- **Available records**:

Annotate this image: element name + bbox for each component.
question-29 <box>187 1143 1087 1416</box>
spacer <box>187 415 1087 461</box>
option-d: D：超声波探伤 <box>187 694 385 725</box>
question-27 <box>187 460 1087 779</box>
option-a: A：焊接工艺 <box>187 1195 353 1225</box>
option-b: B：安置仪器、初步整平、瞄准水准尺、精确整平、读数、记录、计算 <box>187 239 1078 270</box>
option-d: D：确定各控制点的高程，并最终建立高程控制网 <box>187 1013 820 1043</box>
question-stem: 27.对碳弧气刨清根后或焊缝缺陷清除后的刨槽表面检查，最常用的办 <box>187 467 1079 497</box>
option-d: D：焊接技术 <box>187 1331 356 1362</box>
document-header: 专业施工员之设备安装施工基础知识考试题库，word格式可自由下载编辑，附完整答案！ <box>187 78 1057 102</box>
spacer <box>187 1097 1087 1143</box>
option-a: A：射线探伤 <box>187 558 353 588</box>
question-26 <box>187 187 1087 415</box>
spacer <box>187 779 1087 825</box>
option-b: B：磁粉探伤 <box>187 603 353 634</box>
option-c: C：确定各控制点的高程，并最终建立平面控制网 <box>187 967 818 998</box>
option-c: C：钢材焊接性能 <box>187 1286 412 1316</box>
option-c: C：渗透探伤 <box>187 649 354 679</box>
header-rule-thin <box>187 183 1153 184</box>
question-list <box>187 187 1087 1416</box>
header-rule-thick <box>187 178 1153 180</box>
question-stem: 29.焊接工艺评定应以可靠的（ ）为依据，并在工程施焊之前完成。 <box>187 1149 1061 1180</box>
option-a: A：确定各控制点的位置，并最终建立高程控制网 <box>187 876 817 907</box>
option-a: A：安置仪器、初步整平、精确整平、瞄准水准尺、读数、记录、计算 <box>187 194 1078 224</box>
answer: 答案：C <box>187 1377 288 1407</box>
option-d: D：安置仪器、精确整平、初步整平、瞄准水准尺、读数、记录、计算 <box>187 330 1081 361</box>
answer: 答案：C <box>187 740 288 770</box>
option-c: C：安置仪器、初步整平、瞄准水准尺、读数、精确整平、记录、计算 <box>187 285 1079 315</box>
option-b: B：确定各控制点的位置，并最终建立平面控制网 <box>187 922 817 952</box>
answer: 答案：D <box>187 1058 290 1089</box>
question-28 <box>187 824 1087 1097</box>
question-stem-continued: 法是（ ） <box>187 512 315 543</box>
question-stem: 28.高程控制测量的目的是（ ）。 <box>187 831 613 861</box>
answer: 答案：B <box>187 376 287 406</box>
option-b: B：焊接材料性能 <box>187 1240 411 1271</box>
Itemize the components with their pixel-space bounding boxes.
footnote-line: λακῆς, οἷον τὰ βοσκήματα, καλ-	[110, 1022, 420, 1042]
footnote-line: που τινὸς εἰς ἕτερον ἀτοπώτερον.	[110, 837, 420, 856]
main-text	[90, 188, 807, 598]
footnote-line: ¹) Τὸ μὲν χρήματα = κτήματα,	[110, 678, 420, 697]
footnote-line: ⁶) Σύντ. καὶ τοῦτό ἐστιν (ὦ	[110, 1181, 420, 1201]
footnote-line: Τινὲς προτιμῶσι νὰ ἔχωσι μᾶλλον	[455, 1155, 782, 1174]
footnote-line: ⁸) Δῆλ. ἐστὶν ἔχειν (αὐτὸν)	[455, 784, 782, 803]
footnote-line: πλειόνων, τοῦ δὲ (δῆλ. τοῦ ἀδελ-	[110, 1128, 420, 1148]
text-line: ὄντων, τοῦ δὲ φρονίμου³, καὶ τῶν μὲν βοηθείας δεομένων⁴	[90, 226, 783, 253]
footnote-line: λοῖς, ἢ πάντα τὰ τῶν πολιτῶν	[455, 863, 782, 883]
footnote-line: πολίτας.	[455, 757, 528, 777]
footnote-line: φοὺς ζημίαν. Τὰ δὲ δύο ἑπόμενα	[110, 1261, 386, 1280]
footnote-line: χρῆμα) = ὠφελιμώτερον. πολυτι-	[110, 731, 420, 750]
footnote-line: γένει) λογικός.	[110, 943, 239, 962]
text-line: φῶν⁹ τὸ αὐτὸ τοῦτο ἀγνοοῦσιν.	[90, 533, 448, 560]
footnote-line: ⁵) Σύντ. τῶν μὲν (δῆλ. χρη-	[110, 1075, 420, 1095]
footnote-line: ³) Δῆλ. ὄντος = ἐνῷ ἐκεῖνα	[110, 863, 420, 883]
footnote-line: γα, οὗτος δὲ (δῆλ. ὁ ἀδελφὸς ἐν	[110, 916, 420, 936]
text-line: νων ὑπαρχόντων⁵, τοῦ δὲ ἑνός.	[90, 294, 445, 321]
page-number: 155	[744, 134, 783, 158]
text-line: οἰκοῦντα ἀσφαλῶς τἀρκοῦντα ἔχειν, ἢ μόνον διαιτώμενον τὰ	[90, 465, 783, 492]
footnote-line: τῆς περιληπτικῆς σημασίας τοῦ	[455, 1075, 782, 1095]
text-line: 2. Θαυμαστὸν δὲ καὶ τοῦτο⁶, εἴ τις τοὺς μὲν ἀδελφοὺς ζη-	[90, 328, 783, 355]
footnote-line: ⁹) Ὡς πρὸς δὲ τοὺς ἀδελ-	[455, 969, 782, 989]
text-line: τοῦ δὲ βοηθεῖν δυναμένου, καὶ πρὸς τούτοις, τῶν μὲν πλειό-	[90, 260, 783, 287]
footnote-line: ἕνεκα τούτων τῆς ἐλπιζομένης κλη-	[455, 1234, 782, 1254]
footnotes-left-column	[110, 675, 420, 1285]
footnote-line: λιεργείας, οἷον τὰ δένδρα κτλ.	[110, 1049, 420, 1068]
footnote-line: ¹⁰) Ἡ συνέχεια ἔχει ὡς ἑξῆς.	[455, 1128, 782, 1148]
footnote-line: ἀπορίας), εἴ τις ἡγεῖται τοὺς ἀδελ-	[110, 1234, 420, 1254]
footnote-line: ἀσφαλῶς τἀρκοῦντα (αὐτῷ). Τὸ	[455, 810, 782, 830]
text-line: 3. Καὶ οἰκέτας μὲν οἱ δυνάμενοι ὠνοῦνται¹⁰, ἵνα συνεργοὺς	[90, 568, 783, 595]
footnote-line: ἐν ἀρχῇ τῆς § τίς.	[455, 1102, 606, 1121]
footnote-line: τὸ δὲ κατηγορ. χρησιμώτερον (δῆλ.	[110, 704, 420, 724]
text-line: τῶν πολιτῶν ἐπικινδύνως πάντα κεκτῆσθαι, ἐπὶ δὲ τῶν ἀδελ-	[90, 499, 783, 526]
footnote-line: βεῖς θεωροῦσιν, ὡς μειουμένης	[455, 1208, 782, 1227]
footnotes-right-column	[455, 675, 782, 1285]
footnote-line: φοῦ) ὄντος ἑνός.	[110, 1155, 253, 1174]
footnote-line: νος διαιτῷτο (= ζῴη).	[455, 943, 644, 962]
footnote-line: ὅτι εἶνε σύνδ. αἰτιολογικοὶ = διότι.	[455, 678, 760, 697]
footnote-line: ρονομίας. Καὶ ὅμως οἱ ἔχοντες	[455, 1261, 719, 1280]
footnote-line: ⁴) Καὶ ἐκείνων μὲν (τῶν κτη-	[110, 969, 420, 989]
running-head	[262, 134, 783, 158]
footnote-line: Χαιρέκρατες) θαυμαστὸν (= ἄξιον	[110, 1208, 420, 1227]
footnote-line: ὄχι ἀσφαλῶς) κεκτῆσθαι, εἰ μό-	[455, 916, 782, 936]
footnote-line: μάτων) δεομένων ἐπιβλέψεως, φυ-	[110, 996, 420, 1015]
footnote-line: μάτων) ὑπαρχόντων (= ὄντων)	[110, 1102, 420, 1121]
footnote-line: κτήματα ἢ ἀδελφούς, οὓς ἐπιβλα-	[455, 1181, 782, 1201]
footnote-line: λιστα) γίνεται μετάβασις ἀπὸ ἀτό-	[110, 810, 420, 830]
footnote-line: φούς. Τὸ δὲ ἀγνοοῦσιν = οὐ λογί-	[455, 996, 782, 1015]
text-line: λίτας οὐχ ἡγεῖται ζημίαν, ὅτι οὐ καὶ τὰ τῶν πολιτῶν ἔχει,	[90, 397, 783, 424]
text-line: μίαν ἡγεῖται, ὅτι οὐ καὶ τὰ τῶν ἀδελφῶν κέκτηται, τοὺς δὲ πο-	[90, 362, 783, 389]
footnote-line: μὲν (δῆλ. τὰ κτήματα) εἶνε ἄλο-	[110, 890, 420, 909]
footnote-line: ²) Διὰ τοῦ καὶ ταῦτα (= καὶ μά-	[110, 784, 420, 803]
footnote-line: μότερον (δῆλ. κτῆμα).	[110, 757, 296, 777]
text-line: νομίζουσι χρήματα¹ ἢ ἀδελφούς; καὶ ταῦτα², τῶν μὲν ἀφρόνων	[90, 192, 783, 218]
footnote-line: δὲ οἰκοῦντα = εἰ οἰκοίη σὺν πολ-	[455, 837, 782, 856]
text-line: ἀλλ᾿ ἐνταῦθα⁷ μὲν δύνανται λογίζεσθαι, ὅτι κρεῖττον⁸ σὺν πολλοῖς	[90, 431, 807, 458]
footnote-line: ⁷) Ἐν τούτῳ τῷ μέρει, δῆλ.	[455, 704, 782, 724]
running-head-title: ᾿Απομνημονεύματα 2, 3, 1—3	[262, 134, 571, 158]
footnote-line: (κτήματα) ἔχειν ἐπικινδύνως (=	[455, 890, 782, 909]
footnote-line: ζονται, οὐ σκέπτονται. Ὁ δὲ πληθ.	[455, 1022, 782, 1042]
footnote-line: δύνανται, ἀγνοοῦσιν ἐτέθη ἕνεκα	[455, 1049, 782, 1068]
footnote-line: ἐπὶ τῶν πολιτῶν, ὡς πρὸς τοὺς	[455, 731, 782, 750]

- **Exercise objective**:
Recast the items as a Markdown table with the columns Row and Line, starting with the first line and continuing through the line containing "option-d: D：焊接技术 <box>187 1331 356 1362</box>". Number each row and leave out blank lines.

- **Answer in full**:
| Row | Line |
|---|---|
| 1 | Annotate this image: element name + bbox for each component. |
| 2 | question-29 <box>187 1143 1087 1416</box> |
| 3 | spacer <box>187 415 1087 461</box> |
| 4 | option-d: D：超声波探伤 <box>187 694 385 725</box> |
| 5 | question-27 <box>187 460 1087 779</box> |
| 6 | option-a: A：焊接工艺 <box>187 1195 353 1225</box> |
| 7 | option-b: B：安置仪器、初步整平、瞄准水准尺、精确整平、读数、记录、计算 <box>187 239 1078 270</box> |
| 8 | option-d: D：确定各控制点的高程，并最终建立高程控制网 <box>187 1013 820 1043</box> |
| 9 | question-stem: 27.对碳弧气刨清根后或焊缝缺陷清除后的刨槽表面检查，最常用的办 <box>187 467 1079 497</box> |
| 10 | option-d: D：焊接技术 <box>187 1331 356 1362</box> |